PROBLEM STATEMENT:
Look over the lines below. Report each one that includes the string "对内改革".

------------------------------

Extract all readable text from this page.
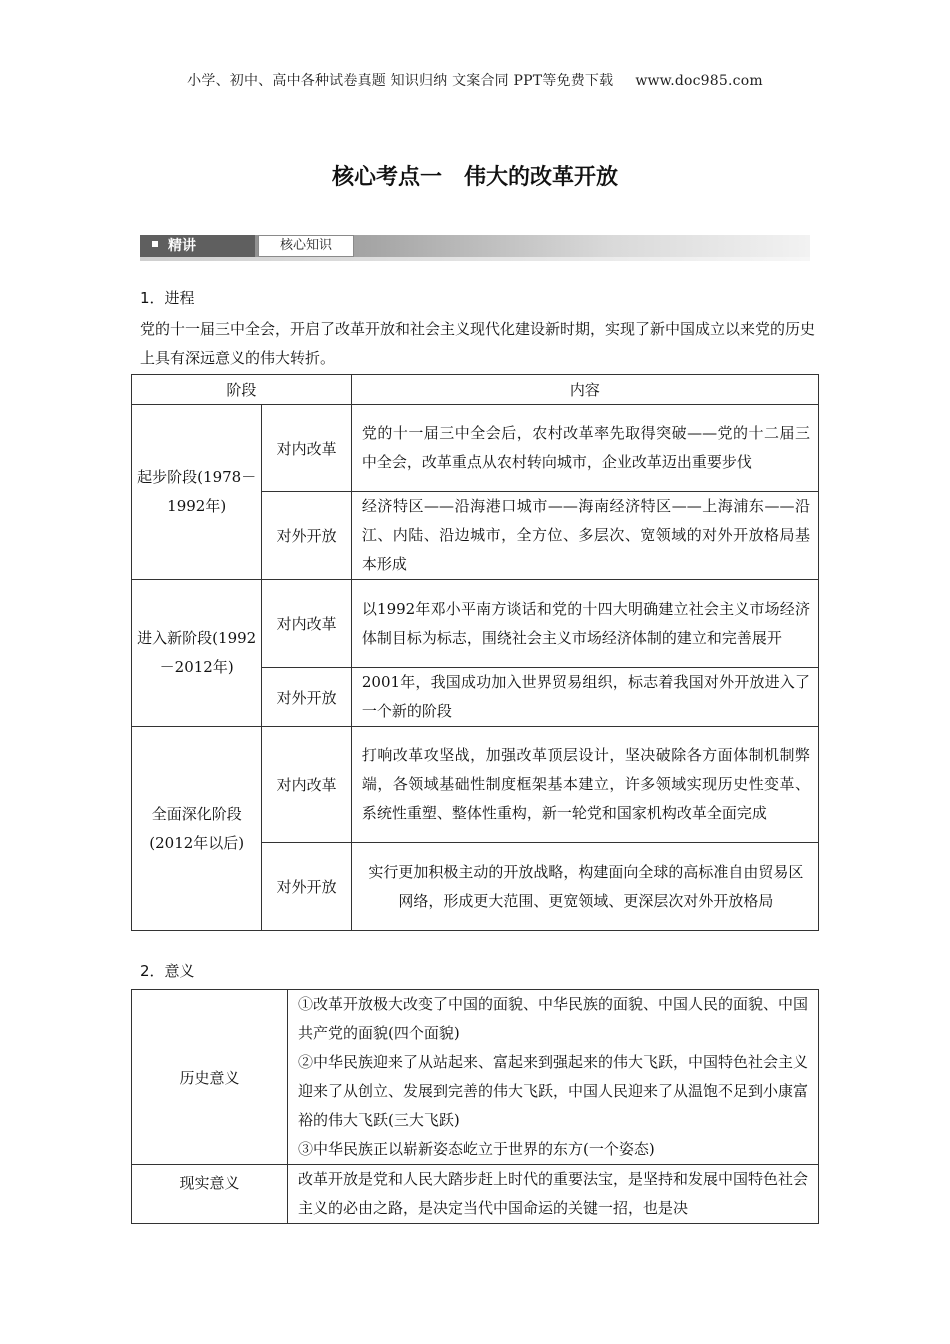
小学、初中、高中各种试卷真题 知识归纳 文案合同 PPT等免费下载 www.doc985.com
核心考点一　伟大的改革开放
精讲	核心知识
1．进程
党的十一届三中全会，开启了改革开放和社会主义现代化建设新时期，实现了新中国成立以来党的历史上具有深远意义的伟大转折。
阶段		内容
起步阶段(1978－1992年)	对内改革	党的十一届三中全会后，农村改革率先取得突破——党的十二届三中全会，改革重点从农村转向城市，企业改革迈出重要步伐
	对外开放	经济特区——沿海港口城市——海南经济特区——上海浦东——沿江、内陆、沿边城市，全方位、多层次、宽领域的对外开放格局基本形成
进入新阶段(1992－2012年)	对内改革	以1992年邓小平南方谈话和党的十四大明确建立社会主义市场经济体制目标为标志，围绕社会主义市场经济体制的建立和完善展开
	对外开放	2001年，我国成功加入世界贸易组织，标志着我国对外开放进入了一个新的阶段
全面深化阶段(2012年以后)	对内改革	打响改革攻坚战，加强改革顶层设计，坚决破除各方面体制机制弊端，各领域基础性制度框架基本建立，许多领域实现历史性变革、系统性重塑、整体性重构，新一轮党和国家机构改革全面完成
	对外开放	实行更加积极主动的开放战略，构建面向全球的高标准自由贸易区网络，形成更大范围、更宽领域、更深层次对外开放格局
2．意义
历史意义	①改革开放极大改变了中国的面貌、中华民族的面貌、中国人民的面貌、中国共产党的面貌(四个面貌)
②中华民族迎来了从站起来、富起来到强起来的伟大飞跃，中国特色社会主义迎来了从创立、发展到完善的伟大飞跃，中国人民迎来了从温饱不足到小康富裕的伟大飞跃(三大飞跃)
③中华民族正以崭新姿态屹立于世界的东方(一个姿态)

现实意义	改革开放是党和人民大踏步赶上时代的重要法宝，是坚持和发展中国特色社会主义的必由之路，是决定当代中国命运的关键一招，也是决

------------------------------

TASK OUTPUT:
起步阶段(1978－1992年)	对内改革	党的十一届三中全会后，农村改革率先取得突破——党的十二届三中全会，改革重点从农村转向城市，企业改革迈出重要步伐
进入新阶段(1992－2012年)	对内改革	以1992年邓小平南方谈话和党的十四大明确建立社会主义市场经济体制目标为标志，围绕社会主义市场经济体制的建立和完善展开
全面深化阶段(2012年以后)	对内改革	打响改革攻坚战，加强改革顶层设计，坚决破除各方面体制机制弊端，各领域基础性制度框架基本建立，许多领域实现历史性变革、系统性重塑、整体性重构，新一轮党和国家机构改革全面完成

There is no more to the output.